▶ _Task details_
Extract every record, exactly as written, and ignore the pictures.

▶ _Available data_

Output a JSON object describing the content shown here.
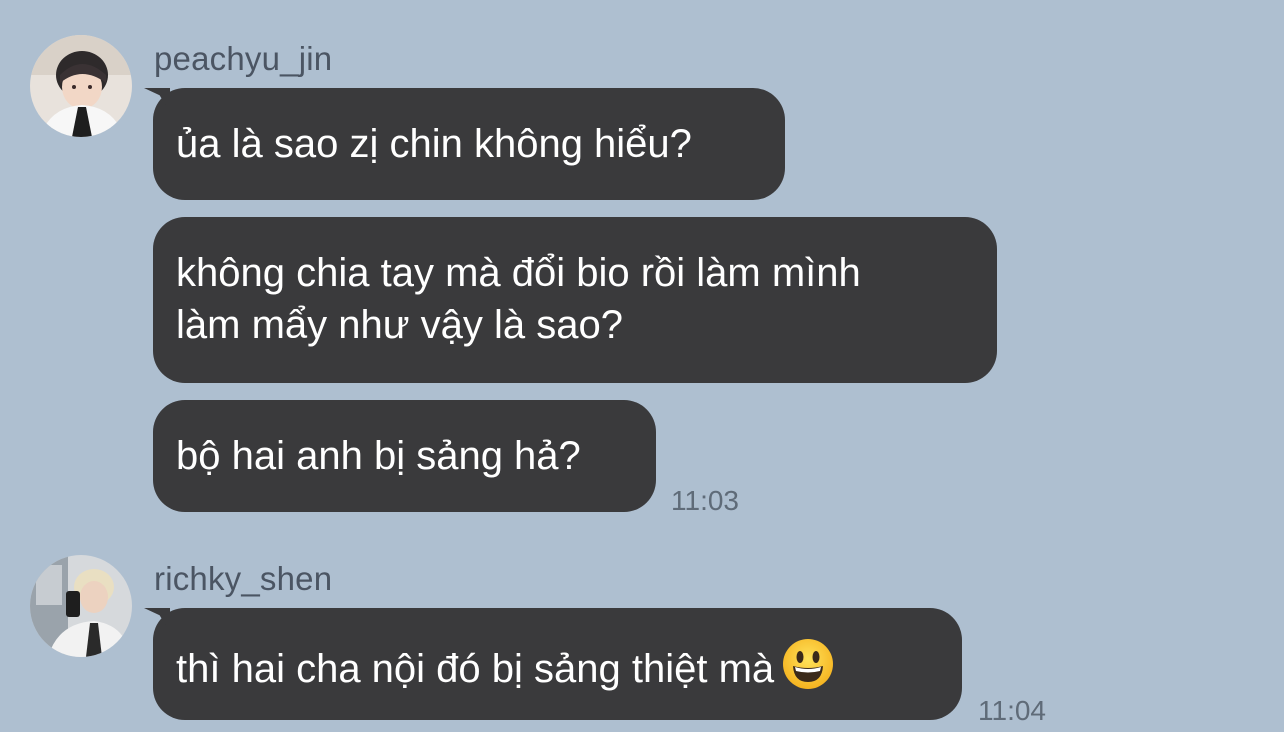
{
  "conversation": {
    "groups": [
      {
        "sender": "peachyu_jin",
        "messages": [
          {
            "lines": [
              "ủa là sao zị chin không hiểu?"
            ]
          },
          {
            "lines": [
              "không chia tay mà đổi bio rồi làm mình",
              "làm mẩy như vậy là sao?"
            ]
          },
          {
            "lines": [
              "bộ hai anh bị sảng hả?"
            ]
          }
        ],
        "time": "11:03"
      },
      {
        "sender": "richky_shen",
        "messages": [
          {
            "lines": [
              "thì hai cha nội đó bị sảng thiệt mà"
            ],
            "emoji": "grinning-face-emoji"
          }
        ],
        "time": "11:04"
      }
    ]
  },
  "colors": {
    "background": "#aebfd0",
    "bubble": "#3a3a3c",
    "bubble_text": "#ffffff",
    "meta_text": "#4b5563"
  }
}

▶ _Task response_
Output a JSON object describing the content shown here.
{
  "conversation": {
    "groups": [
      {
        "sender": "peachyu_jin",
        "messages": [
          {
            "lines": [
              "ủa là sao zị chin không hiểu?"
            ]
          },
          {
            "lines": [
              "không chia tay mà đổi bio rồi làm mình",
              "làm mẩy như vậy là sao?"
            ]
          },
          {
            "lines": [
              "bộ hai anh bị sảng hả?"
            ]
          }
        ],
        "time": "11:03"
      },
      {
        "sender": "richky_shen",
        "messages": [
          {
            "lines": [
              "thì hai cha nội đó bị sảng thiệt mà"
            ],
            "emoji": "grinning-face-emoji"
          }
        ],
        "time": "11:04"
      }
    ]
  },
  "colors": {
    "background": "#aebfd0",
    "bubble": "#3a3a3c",
    "bubble_text": "#ffffff",
    "meta_text": "#4b5563"
  }
}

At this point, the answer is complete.